** START **

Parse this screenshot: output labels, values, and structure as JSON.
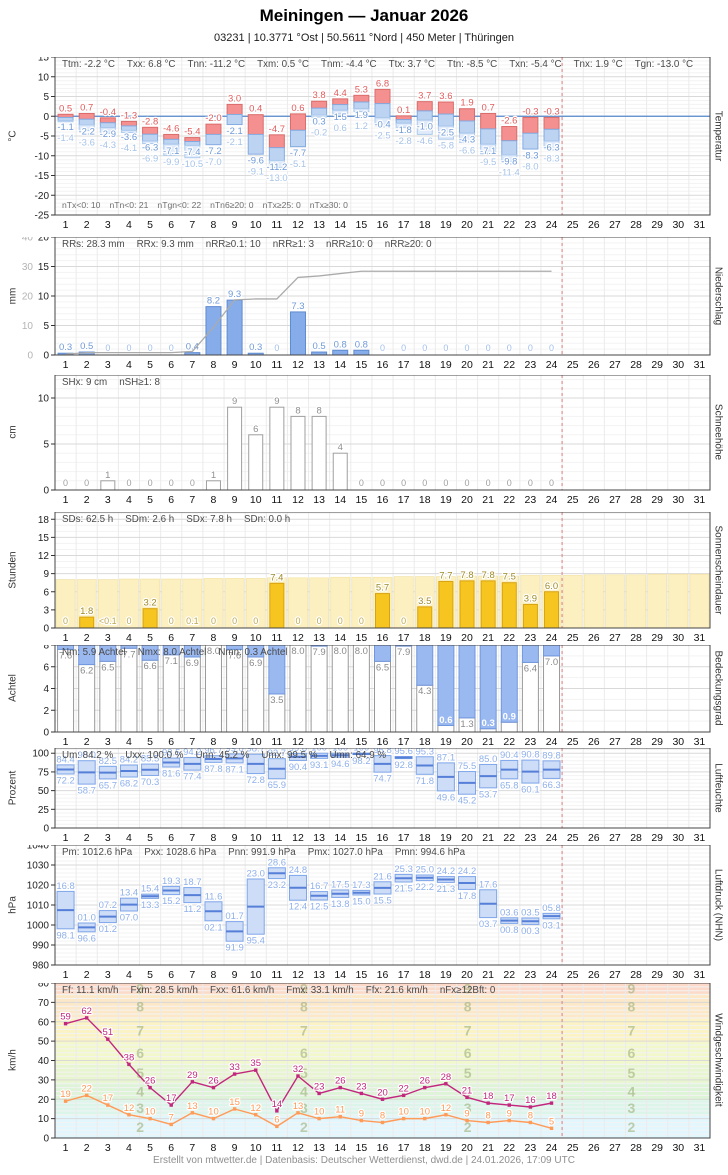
{
  "header": {
    "title": "Meiningen  —  Januar 2026",
    "subtitle": "03231  |  10.3771 °Ost  |  50.5611 °Nord  |  450 Meter  |  Thüringen"
  },
  "footer": "Erstellt von mtwetter.de | Datenbasis: Deutscher Wetterdienst, dwd.de | 24.01.2026, 17:09 UTC",
  "days": [
    1,
    2,
    3,
    4,
    5,
    6,
    7,
    8,
    9,
    10,
    11,
    12,
    13,
    14,
    15,
    16,
    17,
    18,
    19,
    20,
    21,
    22,
    23,
    24,
    25,
    26,
    27,
    28,
    29,
    30,
    31
  ],
  "marker_day": 24,
  "colors": {
    "temp_max_fill": "#f49090",
    "temp_max_edge": "#db6b6b",
    "temp_max_label": "#e05c5c",
    "temp_min_fill": "#bdd3f2",
    "temp_min_edge": "#83abe2",
    "temp_min_label": "#6f9ad8",
    "temp_ground_fill": "#dfeafa",
    "temp_ground_edge": "#aecbed",
    "temp_ground_label": "#a7c4e8",
    "zero_line": "#5588cc",
    "precip_fill": "#86ace9",
    "precip_edge": "#5e8bd1",
    "precip_label": "#6f9ad8",
    "cumulative_line": "#ababab",
    "snow_edge": "#9f9f9f",
    "snow_label": "#909090",
    "sun_fill": "#f6c51f",
    "sun_edge": "#d8a312",
    "sun_label": "#a08a28",
    "sun_possible_fill": "#fcf0c0",
    "sun_possible_edge": "#f3e3a4",
    "cloud_fill": "#9bb9f1",
    "cloud_edge": "#7097de",
    "cloud_label": "#8a8a8a",
    "box_fill": "#cddcf7",
    "box_edge": "#7ea6ea",
    "box_mean": "#567fd8",
    "box_label": "#8fb0ea",
    "wind_gust": "#c2267d",
    "wind_mean": "#ff9a57",
    "marker": "#e09090"
  },
  "chart_data": [
    {
      "id": "temperature",
      "type": "bar",
      "unit": "°C",
      "axis_label": "Temperatur",
      "ylim": [
        -25,
        15
      ],
      "yticks": [
        15,
        10,
        5,
        0,
        -5,
        -10,
        -15,
        -20,
        -25
      ],
      "minor_step": 1,
      "stats": [
        "Ttm: -2.2 °C",
        "Txx: 6.8 °C",
        "Tnn: -11.2 °C",
        "Txm: 0.5 °C",
        "Tnm: -4.4 °C",
        "Ttx: 3.7 °C",
        "Ttn: -8.5 °C",
        "Txn: -5.4 °C",
        "Tnx: 1.9 °C",
        "Tgn: -13.0 °C"
      ],
      "stats_bottom": [
        "nTx<0: 10",
        "nTn<0: 21",
        "nTgn<0: 22",
        "nTn6≥20: 0",
        "nTx≥25: 0",
        "nTx≥30: 0"
      ],
      "series": {
        "tmax": [
          0.5,
          0.7,
          -0.4,
          -1.3,
          -2.8,
          -4.6,
          -5.4,
          -2.0,
          3.0,
          0.4,
          -4.7,
          0.6,
          3.8,
          4.4,
          5.3,
          6.8,
          0.1,
          3.7,
          3.6,
          1.9,
          0.7,
          -2.6,
          -0.3,
          -0.3
        ],
        "tmin": [
          -1.1,
          -2.2,
          -2.9,
          -3.6,
          -6.3,
          -7.1,
          -7.4,
          -7.2,
          -2.1,
          -9.6,
          -11.2,
          -7.7,
          0.3,
          1.5,
          1.9,
          -0.4,
          -1.8,
          -1.0,
          -2.5,
          -4.3,
          -7.1,
          -9.8,
          -8.3,
          -6.3
        ],
        "tground": [
          -1.4,
          -3.6,
          -4.3,
          -4.1,
          -6.9,
          -9.9,
          -10.5,
          -7.0,
          -2.1,
          -9.1,
          -13.0,
          -5.1,
          -0.2,
          0.6,
          1.2,
          -2.5,
          -2.8,
          -4.6,
          -5.8,
          -6.6,
          -9.5,
          -11.4,
          -8.0,
          -8.3
        ]
      }
    },
    {
      "id": "precipitation",
      "type": "bar",
      "unit": "mm",
      "axis_label": "Niederschlag",
      "ylim": [
        0,
        20
      ],
      "yticks": [
        20,
        15,
        10,
        5,
        0
      ],
      "minor_step": 1,
      "y2lim": [
        0,
        40
      ],
      "y2ticks": [
        40,
        30,
        20,
        10,
        0
      ],
      "stats": [
        "RRs: 28.3 mm",
        "RRx: 9.3 mm",
        "nRR≥0.1: 10",
        "nRR≥1: 3",
        "nRR≥10: 0",
        "nRR≥20: 0"
      ],
      "values": [
        0.3,
        0.5,
        0,
        0,
        0,
        0,
        0.4,
        8.2,
        9.3,
        0.3,
        0,
        7.3,
        0.5,
        0.8,
        0.8,
        0,
        0,
        0,
        0,
        0,
        0,
        0,
        0,
        0
      ],
      "labels": [
        "0.3",
        "0.5",
        "0",
        "0",
        "0",
        "0",
        "0.4",
        "8.2",
        "9.3",
        "0.3",
        "0",
        "7.3",
        "0.5",
        "0.8",
        "0.8",
        "0",
        "0",
        "0",
        "0",
        "0",
        "0",
        "0",
        "0",
        "0"
      ]
    },
    {
      "id": "snow",
      "type": "bar",
      "unit": "cm",
      "axis_label": "Schneehöhe",
      "ylim": [
        0,
        12.5
      ],
      "yticks": [
        10,
        5,
        0
      ],
      "minor_step": 1,
      "stats": [
        "SHx: 9 cm",
        "nSH≥1: 8"
      ],
      "values": [
        0,
        0,
        1,
        0,
        0,
        0,
        0,
        1,
        9,
        6,
        9,
        8,
        8,
        4,
        0,
        0,
        0,
        0,
        0,
        0,
        0,
        0,
        0,
        0
      ],
      "labels": [
        "0",
        "0",
        "1",
        "0",
        "0",
        "0",
        "0",
        "1",
        "9",
        "6",
        "9",
        "8",
        "8",
        "4",
        "0",
        "0",
        "0",
        "0",
        "0",
        "0",
        "0",
        "0",
        "0",
        "0"
      ]
    },
    {
      "id": "sunshine",
      "type": "bar",
      "unit": "Stunden",
      "axis_label": "Sonnenscheindauer",
      "ylim": [
        0,
        19.2
      ],
      "yticks": [
        18,
        15,
        12,
        9,
        6,
        3,
        0
      ],
      "minor_step": 1,
      "stats": [
        "SDs: 62.5 h",
        "SDm: 2.6 h",
        "SDx: 7.8 h",
        "SDn: 0.0 h"
      ],
      "values": [
        0,
        1.8,
        0.05,
        0,
        3.2,
        0,
        0.1,
        0,
        0,
        0,
        7.4,
        0,
        0,
        0,
        0,
        5.7,
        0,
        3.5,
        7.7,
        7.8,
        7.8,
        7.5,
        3.9,
        6.0
      ],
      "labels": [
        "0",
        "1.8",
        "<0.1",
        "0",
        "3.2",
        "0",
        "0.1",
        "0",
        "0",
        "0",
        "7.4",
        "0",
        "0",
        "0",
        "0",
        "5.7",
        "0",
        "3.5",
        "7.7",
        "7.8",
        "7.8",
        "7.5",
        "3.9",
        "6.0"
      ],
      "possible": [
        8.0,
        8.0,
        8.0,
        8.1,
        8.1,
        8.1,
        8.1,
        8.2,
        8.2,
        8.2,
        8.3,
        8.3,
        8.3,
        8.4,
        8.4,
        8.4,
        8.5,
        8.5,
        8.5,
        8.6,
        8.6,
        8.6,
        8.7,
        8.7,
        8.7,
        8.8,
        8.8,
        8.8,
        8.9,
        8.9,
        8.9
      ]
    },
    {
      "id": "cloud",
      "type": "bar",
      "unit": "Achtel",
      "axis_label": "Bedeckungsgrad",
      "ylim": [
        0,
        8
      ],
      "yticks": [
        8,
        6,
        4,
        2,
        0
      ],
      "minor_step": 1,
      "stats": [
        "Nm: 5.9 Achtel",
        "Nmx: 8.0 Achtel",
        "Nmn: 0.3 Achtel"
      ],
      "values": [
        7.6,
        6.2,
        6.5,
        7.7,
        6.6,
        7.1,
        6.9,
        8.0,
        7.6,
        6.9,
        3.5,
        8.0,
        7.9,
        8.0,
        8.0,
        6.5,
        7.9,
        4.3,
        0.6,
        1.3,
        0.3,
        0.9,
        6.4,
        7.0
      ],
      "labels": [
        "7.6",
        "6.2",
        "6.5",
        "7.7",
        "6.6",
        "7.1",
        "6.9",
        "8.0",
        "7.6",
        "6.9",
        "3.5",
        "8.0",
        "7.9",
        "8.0",
        "8.0",
        "6.5",
        "7.9",
        "4.3",
        "0.6",
        "1.3",
        "0.3",
        "0.9",
        "6.4",
        "7.0"
      ]
    },
    {
      "id": "humidity",
      "type": "range-box",
      "unit": "Prozent",
      "axis_label": "Luftfeuchte",
      "ylim": [
        0,
        107
      ],
      "yticks": [
        100,
        75,
        50,
        25,
        0
      ],
      "minor_step": 5,
      "stats": [
        "Um: 84.2 %",
        "Uxx: 100.0 %",
        "Unn: 45.2 %",
        "Umx: 99.5 %",
        "Umn: 64.9 %"
      ],
      "max": [
        84.4,
        90.0,
        82.5,
        84.2,
        85.5,
        93.5,
        94.2,
        96.7,
        99.0,
        98.7,
        92.7,
        99.8,
        100,
        100,
        100,
        96.8,
        95.6,
        95.3,
        87.1,
        75.5,
        85.0,
        90.4,
        90.8,
        89.8
      ],
      "min": [
        72.2,
        58.7,
        65.7,
        68.2,
        70.3,
        81.6,
        77.4,
        87.8,
        87.1,
        72.8,
        65.9,
        90.4,
        93.1,
        94.6,
        98.2,
        74.7,
        92.8,
        71.8,
        49.6,
        45.2,
        53.7,
        65.8,
        60.1,
        66.3
      ]
    },
    {
      "id": "pressure",
      "type": "range-box",
      "unit": "hPa",
      "axis_label": "Luftdruck (NHN)",
      "ylim": [
        980,
        1040
      ],
      "yticks": [
        1040,
        1030,
        1020,
        1010,
        1000,
        990,
        980
      ],
      "minor_step": 2,
      "stats": [
        "Pm: 1012.6 hPa",
        "Pxx: 1028.6 hPa",
        "Pnn: 991.9 hPa",
        "Pmx: 1027.0 hPa",
        "Pmn: 994.6 hPa"
      ],
      "max": [
        1016.8,
        1001.0,
        1007.2,
        1013.4,
        1015.4,
        1019.3,
        1018.7,
        1011.6,
        1001.7,
        1023.0,
        1028.6,
        1024.8,
        1016.7,
        1017.5,
        1017.3,
        1021.6,
        1025.3,
        1025.0,
        1024.2,
        1024.2,
        1017.6,
        1003.6,
        1003.5,
        1005.8
      ],
      "min": [
        998.1,
        996.6,
        1001.2,
        1007.0,
        1013.3,
        1015.2,
        1011.2,
        1002.1,
        991.9,
        995.4,
        1023.2,
        1012.4,
        1012.5,
        1013.8,
        1015.0,
        1015.5,
        1021.5,
        1022.2,
        1021.3,
        1017.8,
        1003.7,
        1000.8,
        1000.3,
        1003.1
      ]
    },
    {
      "id": "wind",
      "type": "line",
      "unit": "km/h",
      "axis_label": "Windgeschwindigkeit",
      "ylim": [
        0,
        80
      ],
      "yticks": [
        80,
        70,
        60,
        50,
        40,
        30,
        20,
        10,
        0
      ],
      "minor_step": 2,
      "stats": [
        "Ff: 11.1 km/h",
        "Fxm: 28.5 km/h",
        "Fxx: 61.6 km/h",
        "Fmx: 33.1 km/h",
        "Ffx: 21.6 km/h",
        "nFx≥12Bft: 0"
      ],
      "series": [
        {
          "name": "gust",
          "values": [
            59,
            62,
            51,
            38,
            26,
            17,
            29,
            26,
            33,
            35,
            14,
            32,
            23,
            26,
            23,
            20,
            22,
            26,
            28,
            21,
            18,
            17,
            16,
            18
          ]
        },
        {
          "name": "mean",
          "values": [
            19,
            22,
            17,
            12,
            10,
            7,
            13,
            10,
            15,
            12,
            6,
            13,
            10,
            11,
            9,
            8,
            10,
            10,
            12,
            9,
            8,
            9,
            8,
            5
          ]
        }
      ],
      "bft_bands": [
        [
          0,
          11.5
        ],
        [
          11.5,
          19.5
        ],
        [
          19.5,
          28.5
        ],
        [
          28.5,
          38.5
        ],
        [
          38.5,
          49.5
        ],
        [
          49.5,
          61.5
        ],
        [
          61.5,
          74.5
        ],
        [
          74.5,
          80
        ]
      ],
      "bft_band_colors": [
        "#e2f6fd",
        "#dcf5eb",
        "#ddf4d7",
        "#e8f6cf",
        "#f3f8cb",
        "#fbf3c3",
        "#fce8c7",
        "#fcd9c8"
      ],
      "bft_numbers": [
        2,
        3,
        4,
        5,
        6,
        7,
        8,
        9
      ]
    }
  ]
}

** END **

Task to carry out: How many of the lines above include the string "Achtel"? Reply with the number by itself.

Result below: 4